In the listing that follows, count each line containing the string "Laws" and report only the count.

(Recorded data)

──────────────────────────────

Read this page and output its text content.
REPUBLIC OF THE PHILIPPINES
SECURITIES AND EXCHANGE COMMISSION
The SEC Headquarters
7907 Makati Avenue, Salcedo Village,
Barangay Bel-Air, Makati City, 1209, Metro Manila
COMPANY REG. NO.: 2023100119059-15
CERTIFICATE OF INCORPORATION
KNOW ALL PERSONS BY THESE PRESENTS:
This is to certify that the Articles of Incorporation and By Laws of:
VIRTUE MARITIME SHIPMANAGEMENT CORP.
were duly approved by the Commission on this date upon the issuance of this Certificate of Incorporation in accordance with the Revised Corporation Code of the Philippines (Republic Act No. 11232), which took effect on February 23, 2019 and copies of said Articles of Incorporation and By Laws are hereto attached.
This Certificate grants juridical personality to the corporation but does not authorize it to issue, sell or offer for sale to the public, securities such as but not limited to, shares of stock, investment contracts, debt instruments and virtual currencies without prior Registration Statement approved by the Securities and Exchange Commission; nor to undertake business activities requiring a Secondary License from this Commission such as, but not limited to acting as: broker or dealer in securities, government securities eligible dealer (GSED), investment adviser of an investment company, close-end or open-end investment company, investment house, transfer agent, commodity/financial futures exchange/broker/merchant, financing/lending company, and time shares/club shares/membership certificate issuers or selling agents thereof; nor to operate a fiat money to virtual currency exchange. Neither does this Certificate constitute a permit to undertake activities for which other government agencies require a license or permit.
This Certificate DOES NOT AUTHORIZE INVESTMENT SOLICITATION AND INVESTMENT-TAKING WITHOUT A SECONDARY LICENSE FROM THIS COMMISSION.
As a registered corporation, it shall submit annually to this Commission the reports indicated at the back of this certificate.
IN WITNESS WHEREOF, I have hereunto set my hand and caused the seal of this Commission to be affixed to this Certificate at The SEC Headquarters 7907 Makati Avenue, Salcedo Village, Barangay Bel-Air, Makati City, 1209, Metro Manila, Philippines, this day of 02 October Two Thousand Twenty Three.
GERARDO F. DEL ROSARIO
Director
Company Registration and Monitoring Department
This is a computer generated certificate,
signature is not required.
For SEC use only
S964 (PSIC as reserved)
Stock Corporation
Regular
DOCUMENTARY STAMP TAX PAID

──────────────────────────────

### Exercise solution
2